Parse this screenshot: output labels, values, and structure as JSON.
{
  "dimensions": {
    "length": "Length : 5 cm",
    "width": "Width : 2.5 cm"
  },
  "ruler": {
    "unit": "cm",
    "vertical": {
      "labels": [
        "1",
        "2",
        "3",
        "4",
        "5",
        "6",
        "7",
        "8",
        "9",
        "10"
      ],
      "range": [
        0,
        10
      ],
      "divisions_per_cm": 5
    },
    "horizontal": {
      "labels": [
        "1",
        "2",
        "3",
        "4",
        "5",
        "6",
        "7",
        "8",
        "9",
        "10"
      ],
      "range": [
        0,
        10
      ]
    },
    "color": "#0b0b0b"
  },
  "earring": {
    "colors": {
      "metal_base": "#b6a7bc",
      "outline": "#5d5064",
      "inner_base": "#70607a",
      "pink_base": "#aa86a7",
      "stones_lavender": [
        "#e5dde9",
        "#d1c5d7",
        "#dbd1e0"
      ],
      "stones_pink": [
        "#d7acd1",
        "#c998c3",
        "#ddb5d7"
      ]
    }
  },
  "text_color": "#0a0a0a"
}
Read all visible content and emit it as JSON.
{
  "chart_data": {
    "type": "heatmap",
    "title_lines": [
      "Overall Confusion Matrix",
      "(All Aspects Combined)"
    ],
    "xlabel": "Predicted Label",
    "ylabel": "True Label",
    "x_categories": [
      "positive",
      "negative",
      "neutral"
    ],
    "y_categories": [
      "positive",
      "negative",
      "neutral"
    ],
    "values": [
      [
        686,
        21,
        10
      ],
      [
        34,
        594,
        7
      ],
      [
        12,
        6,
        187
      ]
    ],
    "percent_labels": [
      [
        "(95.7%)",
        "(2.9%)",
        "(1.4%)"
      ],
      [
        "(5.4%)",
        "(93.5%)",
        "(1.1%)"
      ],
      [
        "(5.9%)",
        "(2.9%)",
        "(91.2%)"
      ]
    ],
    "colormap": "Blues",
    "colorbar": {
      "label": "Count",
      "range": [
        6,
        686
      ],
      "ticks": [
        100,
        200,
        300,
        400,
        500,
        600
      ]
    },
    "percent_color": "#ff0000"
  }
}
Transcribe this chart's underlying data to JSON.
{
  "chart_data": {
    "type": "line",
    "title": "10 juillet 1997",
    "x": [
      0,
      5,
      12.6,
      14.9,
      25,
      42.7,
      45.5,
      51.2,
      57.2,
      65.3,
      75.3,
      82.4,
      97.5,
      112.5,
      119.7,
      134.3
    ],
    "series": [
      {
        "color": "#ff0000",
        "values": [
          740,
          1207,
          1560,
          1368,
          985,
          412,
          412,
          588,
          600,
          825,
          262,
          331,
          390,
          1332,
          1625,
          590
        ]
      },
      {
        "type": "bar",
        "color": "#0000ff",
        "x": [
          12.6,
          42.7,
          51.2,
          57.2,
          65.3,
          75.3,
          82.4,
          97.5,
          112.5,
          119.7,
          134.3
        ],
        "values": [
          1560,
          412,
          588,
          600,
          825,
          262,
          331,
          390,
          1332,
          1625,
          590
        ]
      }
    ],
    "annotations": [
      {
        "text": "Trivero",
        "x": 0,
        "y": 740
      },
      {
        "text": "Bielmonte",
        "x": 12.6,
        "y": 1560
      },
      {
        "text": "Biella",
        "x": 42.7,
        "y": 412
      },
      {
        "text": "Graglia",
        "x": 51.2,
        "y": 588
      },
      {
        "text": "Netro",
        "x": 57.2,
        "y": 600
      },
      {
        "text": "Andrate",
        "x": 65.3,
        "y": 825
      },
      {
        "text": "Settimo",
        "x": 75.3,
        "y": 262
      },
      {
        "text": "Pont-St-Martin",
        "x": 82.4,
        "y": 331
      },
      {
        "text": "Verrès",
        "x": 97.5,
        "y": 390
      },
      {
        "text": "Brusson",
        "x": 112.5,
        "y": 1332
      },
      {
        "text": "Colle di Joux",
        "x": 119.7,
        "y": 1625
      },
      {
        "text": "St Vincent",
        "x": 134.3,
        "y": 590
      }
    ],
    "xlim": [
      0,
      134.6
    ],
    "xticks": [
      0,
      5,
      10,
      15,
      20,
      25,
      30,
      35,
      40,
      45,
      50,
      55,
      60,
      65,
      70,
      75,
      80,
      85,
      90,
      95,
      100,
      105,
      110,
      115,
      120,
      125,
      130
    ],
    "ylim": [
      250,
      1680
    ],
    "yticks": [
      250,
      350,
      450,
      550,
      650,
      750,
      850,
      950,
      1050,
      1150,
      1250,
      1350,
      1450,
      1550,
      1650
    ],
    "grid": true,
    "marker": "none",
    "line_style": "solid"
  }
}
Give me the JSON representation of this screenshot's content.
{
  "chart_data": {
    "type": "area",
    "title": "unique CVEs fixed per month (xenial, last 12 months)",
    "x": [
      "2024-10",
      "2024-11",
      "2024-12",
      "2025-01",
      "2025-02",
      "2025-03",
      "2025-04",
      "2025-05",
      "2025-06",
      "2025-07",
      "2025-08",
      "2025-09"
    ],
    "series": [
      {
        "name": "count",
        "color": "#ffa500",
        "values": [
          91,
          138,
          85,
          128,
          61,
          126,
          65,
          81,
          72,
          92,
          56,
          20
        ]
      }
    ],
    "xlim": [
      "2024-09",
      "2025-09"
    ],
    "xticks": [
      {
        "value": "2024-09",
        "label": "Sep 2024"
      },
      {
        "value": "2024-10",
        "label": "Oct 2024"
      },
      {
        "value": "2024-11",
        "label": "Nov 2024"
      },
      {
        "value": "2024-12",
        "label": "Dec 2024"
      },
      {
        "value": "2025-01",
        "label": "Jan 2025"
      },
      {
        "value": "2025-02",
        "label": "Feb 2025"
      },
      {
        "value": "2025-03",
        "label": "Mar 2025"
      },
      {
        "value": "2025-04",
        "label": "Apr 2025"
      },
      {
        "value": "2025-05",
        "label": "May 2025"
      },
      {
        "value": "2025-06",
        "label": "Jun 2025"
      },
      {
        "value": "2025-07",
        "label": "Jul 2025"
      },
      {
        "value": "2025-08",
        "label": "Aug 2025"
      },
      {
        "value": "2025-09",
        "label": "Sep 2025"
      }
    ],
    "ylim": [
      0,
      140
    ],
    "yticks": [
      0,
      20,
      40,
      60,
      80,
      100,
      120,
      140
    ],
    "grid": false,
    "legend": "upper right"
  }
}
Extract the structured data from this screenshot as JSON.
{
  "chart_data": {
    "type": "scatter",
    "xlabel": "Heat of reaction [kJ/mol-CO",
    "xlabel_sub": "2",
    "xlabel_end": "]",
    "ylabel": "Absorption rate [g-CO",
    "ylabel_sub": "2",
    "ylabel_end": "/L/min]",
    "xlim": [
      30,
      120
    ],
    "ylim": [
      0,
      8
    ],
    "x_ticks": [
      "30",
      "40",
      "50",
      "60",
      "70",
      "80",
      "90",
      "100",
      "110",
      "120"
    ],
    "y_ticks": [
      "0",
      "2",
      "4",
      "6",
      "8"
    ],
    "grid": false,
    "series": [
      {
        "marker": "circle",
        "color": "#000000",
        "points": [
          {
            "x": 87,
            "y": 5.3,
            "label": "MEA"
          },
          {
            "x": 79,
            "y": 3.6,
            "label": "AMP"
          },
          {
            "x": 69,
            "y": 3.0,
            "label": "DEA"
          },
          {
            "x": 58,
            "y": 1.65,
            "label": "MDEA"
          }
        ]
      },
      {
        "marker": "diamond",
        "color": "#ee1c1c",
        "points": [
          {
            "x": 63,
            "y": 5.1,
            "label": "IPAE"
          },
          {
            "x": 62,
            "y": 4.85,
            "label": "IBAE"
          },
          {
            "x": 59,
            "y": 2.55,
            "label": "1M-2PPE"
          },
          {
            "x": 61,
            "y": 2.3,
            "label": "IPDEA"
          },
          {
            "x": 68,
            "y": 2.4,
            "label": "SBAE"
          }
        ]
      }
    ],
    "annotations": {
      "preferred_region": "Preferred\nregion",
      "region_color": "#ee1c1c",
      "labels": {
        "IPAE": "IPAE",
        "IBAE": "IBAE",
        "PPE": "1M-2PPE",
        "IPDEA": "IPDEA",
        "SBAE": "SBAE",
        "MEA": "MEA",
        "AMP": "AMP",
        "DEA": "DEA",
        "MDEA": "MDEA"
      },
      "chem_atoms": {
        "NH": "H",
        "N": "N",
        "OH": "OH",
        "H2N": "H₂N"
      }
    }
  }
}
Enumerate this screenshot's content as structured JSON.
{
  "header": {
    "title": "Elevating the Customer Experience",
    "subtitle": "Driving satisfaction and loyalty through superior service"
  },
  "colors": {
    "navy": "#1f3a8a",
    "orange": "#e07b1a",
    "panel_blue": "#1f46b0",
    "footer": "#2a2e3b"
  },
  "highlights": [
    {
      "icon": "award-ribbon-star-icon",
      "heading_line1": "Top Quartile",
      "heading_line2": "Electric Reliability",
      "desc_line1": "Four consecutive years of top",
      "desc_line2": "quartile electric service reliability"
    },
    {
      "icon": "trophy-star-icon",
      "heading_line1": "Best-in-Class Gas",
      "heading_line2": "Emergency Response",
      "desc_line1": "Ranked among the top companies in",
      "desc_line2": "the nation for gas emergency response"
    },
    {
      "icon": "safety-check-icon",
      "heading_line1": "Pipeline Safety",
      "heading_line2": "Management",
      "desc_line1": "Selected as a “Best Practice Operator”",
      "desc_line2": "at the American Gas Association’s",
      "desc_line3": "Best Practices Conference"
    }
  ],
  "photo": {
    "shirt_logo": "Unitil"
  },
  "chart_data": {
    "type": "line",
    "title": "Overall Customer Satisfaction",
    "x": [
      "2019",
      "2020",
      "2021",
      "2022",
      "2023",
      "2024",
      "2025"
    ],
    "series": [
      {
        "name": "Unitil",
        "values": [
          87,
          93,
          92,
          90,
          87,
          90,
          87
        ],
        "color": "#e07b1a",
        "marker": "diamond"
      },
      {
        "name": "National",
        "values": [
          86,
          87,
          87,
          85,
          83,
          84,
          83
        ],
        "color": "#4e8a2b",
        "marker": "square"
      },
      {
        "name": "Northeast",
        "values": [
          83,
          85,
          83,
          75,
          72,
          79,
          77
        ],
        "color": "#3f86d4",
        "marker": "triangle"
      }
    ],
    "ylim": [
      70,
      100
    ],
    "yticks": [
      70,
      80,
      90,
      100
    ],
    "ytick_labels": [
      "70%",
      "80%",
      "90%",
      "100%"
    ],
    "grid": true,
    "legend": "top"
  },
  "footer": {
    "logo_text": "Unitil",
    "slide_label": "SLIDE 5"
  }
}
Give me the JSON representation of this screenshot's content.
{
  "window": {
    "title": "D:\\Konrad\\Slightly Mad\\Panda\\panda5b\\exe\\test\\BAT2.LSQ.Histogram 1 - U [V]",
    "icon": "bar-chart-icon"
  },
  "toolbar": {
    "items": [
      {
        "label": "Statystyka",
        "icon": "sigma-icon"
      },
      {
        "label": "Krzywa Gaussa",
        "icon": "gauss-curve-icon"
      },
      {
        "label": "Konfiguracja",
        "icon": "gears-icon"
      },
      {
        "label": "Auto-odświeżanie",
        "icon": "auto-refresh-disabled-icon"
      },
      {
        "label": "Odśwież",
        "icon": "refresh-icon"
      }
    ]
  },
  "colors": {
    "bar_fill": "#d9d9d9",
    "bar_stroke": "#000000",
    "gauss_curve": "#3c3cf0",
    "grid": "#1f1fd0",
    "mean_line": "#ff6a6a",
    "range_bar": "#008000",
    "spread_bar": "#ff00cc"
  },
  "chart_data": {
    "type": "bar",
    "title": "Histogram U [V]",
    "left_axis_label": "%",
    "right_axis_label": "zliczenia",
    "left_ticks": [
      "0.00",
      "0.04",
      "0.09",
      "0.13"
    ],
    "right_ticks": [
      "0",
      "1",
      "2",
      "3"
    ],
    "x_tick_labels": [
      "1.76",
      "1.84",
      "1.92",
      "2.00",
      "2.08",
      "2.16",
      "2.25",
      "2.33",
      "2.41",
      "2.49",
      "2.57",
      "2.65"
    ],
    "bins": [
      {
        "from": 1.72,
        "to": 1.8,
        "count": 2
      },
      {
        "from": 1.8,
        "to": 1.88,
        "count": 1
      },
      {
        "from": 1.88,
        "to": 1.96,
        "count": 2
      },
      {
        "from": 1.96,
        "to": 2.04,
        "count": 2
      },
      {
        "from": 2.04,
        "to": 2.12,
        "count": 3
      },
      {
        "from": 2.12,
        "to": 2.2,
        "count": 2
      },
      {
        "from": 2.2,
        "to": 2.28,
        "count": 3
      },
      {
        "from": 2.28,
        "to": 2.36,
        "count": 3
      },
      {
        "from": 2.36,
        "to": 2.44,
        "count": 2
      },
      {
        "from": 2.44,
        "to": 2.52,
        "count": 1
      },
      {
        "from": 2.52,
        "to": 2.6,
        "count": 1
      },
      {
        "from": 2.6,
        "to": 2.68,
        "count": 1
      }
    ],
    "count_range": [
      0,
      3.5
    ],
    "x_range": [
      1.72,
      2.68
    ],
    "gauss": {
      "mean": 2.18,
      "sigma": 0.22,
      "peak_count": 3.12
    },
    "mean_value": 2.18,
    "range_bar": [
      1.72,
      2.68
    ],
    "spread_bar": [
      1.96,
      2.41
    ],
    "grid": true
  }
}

Directions for this task> Search the entries for the word "JSON" and copy every line that has it.

Solution to the exercise>
Parse this screenshot: output labels, values, and structure as JSON.
Read all visible content and emit it as JSON.
Transcribe this chart's underlying data to JSON.
Give me the JSON representation of this screenshot's content.
Extract the structured data from this screenshot as JSON.
Enumerate this screenshot's content as structured JSON.
Give me the JSON representation of this screenshot's content.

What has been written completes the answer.